Task details: Transcribe every entry word for word, leaving out all images.

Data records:
Begin

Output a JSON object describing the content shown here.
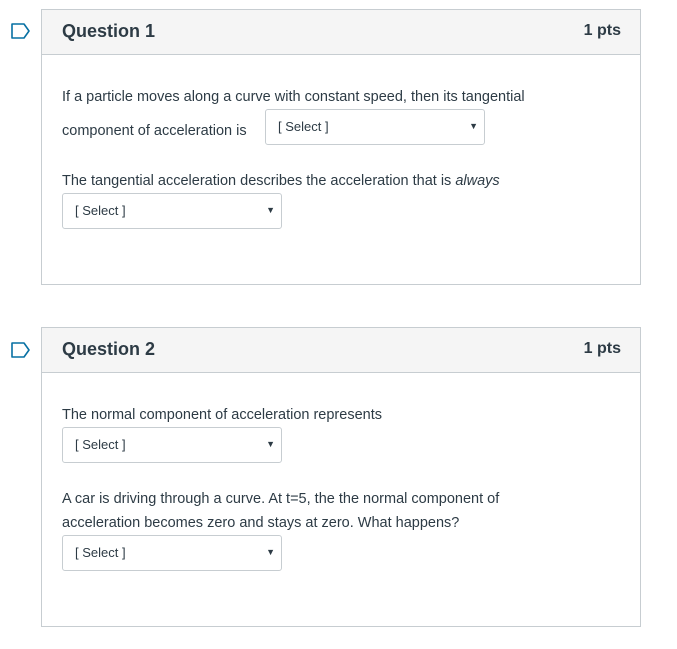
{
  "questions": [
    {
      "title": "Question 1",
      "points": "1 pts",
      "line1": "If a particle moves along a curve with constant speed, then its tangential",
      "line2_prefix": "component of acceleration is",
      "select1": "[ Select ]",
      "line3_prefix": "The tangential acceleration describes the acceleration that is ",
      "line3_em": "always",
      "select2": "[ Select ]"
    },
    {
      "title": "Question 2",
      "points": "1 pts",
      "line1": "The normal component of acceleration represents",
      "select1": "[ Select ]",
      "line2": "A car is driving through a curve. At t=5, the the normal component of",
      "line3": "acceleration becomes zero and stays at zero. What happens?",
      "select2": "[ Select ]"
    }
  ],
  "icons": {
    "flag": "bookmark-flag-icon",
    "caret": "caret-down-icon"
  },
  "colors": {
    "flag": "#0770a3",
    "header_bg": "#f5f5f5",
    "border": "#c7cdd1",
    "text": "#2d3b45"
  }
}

End

Solution:
Output a JSON object describing the content shown here.
{
  "questions": [
    {
      "title": "Question 1",
      "points": "1 pts",
      "line1": "If a particle moves along a curve with constant speed, then its tangential",
      "line2_prefix": "component of acceleration is",
      "select1": "[ Select ]",
      "line3_prefix": "The tangential acceleration describes the acceleration that is ",
      "line3_em": "always",
      "select2": "[ Select ]"
    },
    {
      "title": "Question 2",
      "points": "1 pts",
      "line1": "The normal component of acceleration represents",
      "select1": "[ Select ]",
      "line2": "A car is driving through a curve. At t=5, the the normal component of",
      "line3": "acceleration becomes zero and stays at zero. What happens?",
      "select2": "[ Select ]"
    }
  ],
  "icons": {
    "flag": "bookmark-flag-icon",
    "caret": "caret-down-icon"
  },
  "colors": {
    "flag": "#0770a3",
    "header_bg": "#f5f5f5",
    "border": "#c7cdd1",
    "text": "#2d3b45"
  }
}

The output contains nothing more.